__Do this__: All the entries need to be quoted exactly, apart from the pictures, which you should drop.

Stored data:
◇ ◇ ◇ ◇ ◇

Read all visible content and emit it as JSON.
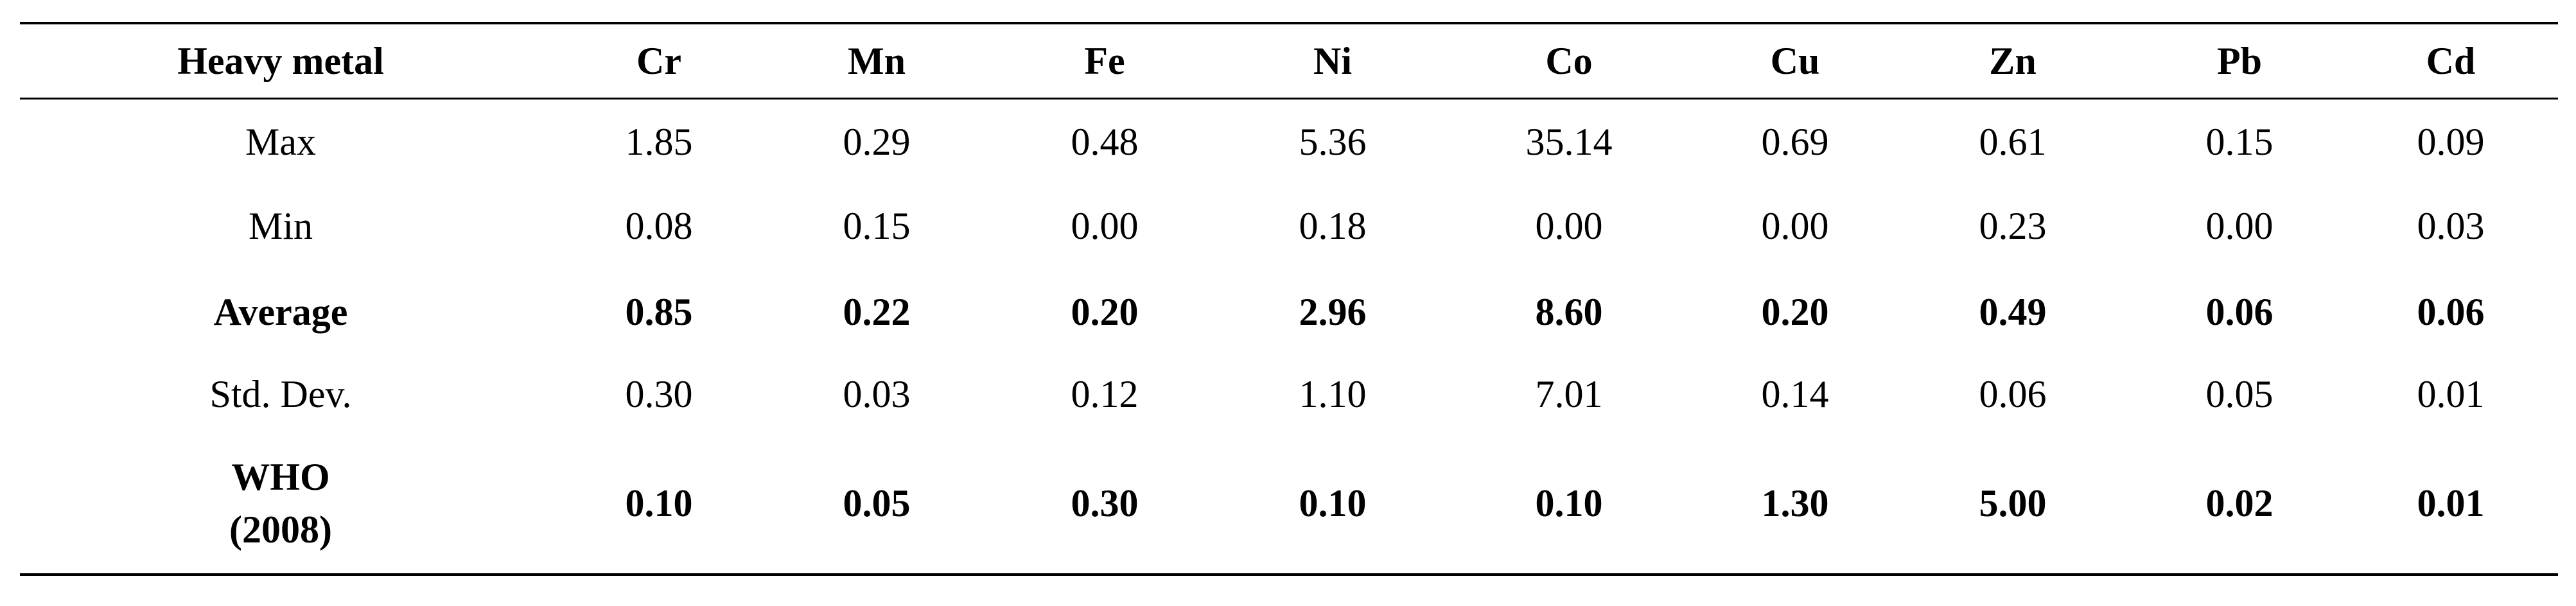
{
  "table": {
    "header": [
      "Heavy metal",
      "Cr",
      "Mn",
      "Fe",
      "Ni",
      "Co",
      "Cu",
      "Zn",
      "Pb",
      "Cd"
    ],
    "rows": [
      [
        "Max",
        "1.85",
        "0.29",
        "0.48",
        "5.36",
        "35.14",
        "0.69",
        "0.61",
        "0.15",
        "0.09"
      ],
      [
        "Min",
        "0.08",
        "0.15",
        "0.00",
        "0.18",
        "0.00",
        "0.00",
        "0.23",
        "0.00",
        "0.03"
      ],
      [
        "Average",
        "0.85",
        "0.22",
        "0.20",
        "2.96",
        "8.60",
        "0.20",
        "0.49",
        "0.06",
        "0.06"
      ],
      [
        "Std. Dev.",
        "0.30",
        "0.03",
        "0.12",
        "1.10",
        "7.01",
        "0.14",
        "0.06",
        "0.05",
        "0.01"
      ],
      [
        "WHO\n(2008)",
        "0.10",
        "0.05",
        "0.30",
        "0.10",
        "0.10",
        "1.30",
        "5.00",
        "0.02",
        "0.01"
      ]
    ]
  }
}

◇ ◇ ◇ ◇ ◇

__Answer to the problem__:
Read all visible content and emit it as JSON.
{
  "table": {
    "header": [
      "Heavy metal",
      "Cr",
      "Mn",
      "Fe",
      "Ni",
      "Co",
      "Cu",
      "Zn",
      "Pb",
      "Cd"
    ],
    "rows": [
      [
        "Max",
        "1.85",
        "0.29",
        "0.48",
        "5.36",
        "35.14",
        "0.69",
        "0.61",
        "0.15",
        "0.09"
      ],
      [
        "Min",
        "0.08",
        "0.15",
        "0.00",
        "0.18",
        "0.00",
        "0.00",
        "0.23",
        "0.00",
        "0.03"
      ],
      [
        "Average",
        "0.85",
        "0.22",
        "0.20",
        "2.96",
        "8.60",
        "0.20",
        "0.49",
        "0.06",
        "0.06"
      ],
      [
        "Std. Dev.",
        "0.30",
        "0.03",
        "0.12",
        "1.10",
        "7.01",
        "0.14",
        "0.06",
        "0.05",
        "0.01"
      ],
      [
        "WHO\n(2008)",
        "0.10",
        "0.05",
        "0.30",
        "0.10",
        "0.10",
        "1.30",
        "5.00",
        "0.02",
        "0.01"
      ]
    ]
  }
}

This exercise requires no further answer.